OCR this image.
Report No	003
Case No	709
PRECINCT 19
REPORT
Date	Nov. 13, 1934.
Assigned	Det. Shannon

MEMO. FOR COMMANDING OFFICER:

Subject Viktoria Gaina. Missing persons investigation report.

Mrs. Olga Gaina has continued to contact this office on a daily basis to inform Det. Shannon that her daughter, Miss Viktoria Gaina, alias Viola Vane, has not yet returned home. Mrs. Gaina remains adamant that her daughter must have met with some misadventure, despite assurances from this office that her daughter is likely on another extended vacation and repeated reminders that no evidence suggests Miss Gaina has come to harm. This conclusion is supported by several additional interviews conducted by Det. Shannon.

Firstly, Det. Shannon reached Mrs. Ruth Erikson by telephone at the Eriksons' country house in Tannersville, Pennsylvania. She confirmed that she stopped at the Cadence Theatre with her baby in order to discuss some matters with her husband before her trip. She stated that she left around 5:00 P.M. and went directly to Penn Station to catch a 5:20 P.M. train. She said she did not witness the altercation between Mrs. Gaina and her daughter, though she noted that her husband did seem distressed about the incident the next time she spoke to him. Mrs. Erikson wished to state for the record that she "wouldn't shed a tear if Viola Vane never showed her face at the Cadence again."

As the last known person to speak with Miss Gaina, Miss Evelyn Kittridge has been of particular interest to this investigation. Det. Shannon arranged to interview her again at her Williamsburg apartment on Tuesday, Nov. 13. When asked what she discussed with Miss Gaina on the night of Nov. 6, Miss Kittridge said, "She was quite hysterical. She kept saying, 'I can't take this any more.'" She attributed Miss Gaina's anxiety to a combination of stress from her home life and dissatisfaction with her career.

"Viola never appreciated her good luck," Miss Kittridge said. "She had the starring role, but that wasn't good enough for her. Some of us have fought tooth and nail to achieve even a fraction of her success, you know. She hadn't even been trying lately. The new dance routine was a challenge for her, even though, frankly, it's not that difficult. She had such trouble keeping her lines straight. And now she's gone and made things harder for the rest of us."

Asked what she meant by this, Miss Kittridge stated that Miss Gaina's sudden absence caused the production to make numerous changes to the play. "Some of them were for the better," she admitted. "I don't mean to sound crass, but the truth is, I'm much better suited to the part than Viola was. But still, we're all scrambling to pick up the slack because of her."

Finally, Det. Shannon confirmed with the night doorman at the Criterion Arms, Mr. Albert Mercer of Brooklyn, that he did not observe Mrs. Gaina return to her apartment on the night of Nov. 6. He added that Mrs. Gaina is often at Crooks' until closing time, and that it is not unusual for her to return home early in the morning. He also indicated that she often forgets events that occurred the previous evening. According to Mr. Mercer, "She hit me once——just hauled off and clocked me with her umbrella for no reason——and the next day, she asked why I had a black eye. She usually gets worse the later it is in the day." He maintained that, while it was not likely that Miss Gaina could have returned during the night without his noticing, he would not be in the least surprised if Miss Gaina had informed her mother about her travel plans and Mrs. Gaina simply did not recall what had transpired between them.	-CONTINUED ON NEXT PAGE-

====

# Written problem
Using the entries above, return each line that includes the word "investigation".

# Task answer
Subject Viktoria Gaina. Missing persons investigation report.
As the last known person to speak with Miss Gaina, Miss Evelyn Kittridge has been of particular interest to this investigation. Det. Shannon arranged to interview her again at her Williamsburg apartment on Tuesday, Nov. 13. When asked what she discussed with Miss Gaina on the night of Nov. 6, Miss Kittridge said, "She was quite hysterical. She kept saying, 'I can't take this any more.'" She attributed Miss Gaina's anxiety to a combination of stress from her home life and dissatisfaction with her career.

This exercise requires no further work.